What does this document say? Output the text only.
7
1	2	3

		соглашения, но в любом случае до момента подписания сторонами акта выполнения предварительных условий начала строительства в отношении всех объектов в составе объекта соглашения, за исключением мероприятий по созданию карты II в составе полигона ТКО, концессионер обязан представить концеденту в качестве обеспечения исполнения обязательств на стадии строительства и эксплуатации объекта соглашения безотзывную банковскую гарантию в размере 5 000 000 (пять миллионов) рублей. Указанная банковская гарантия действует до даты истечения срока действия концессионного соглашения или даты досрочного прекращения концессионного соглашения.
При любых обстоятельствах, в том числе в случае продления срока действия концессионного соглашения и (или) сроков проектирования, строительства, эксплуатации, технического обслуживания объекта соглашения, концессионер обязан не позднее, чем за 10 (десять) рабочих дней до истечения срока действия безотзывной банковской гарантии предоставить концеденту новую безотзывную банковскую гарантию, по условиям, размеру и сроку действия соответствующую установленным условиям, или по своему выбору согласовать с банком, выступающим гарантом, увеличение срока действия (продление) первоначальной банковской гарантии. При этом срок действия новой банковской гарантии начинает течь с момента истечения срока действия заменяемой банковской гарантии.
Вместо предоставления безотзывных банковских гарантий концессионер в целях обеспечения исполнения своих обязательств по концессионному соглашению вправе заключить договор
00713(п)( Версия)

WHAT TO DO:
Read through the lines above and collect those that contain the string "строительства".

REPLY:
		соглашения, но в любом случае до момента подписания сторонами акта выполнения предварительных условий начала строительства в отношении всех объектов в составе объекта соглашения, за исключением мероприятий по созданию карты II в составе полигона ТКО, концессионер обязан представить концеденту в качестве обеспечения исполнения обязательств на стадии строительства и эксплуатации объекта соглашения безотзывную банковскую гарантию в размере 5 000 000 (пять миллионов) рублей. Указанная банковская гарантия действует до даты истечения срока действия концессионного соглашения или даты досрочного прекращения концессионного соглашения.
При любых обстоятельствах, в том числе в случае продления срока действия концессионного соглашения и (или) сроков проектирования, строительства, эксплуатации, технического обслуживания объекта соглашения, концессионер обязан не позднее, чем за 10 (десять) рабочих дней до истечения срока действия безотзывной банковской гарантии предоставить концеденту новую безотзывную банковскую гарантию, по условиям, размеру и сроку действия соответствующую установленным условиям, или по своему выбору согласовать с банком, выступающим гарантом, увеличение срока действия (продление) первоначальной банковской гарантии. При этом срок действия новой банковской гарантии начинает течь с момента истечения срока действия заменяемой банковской гарантии.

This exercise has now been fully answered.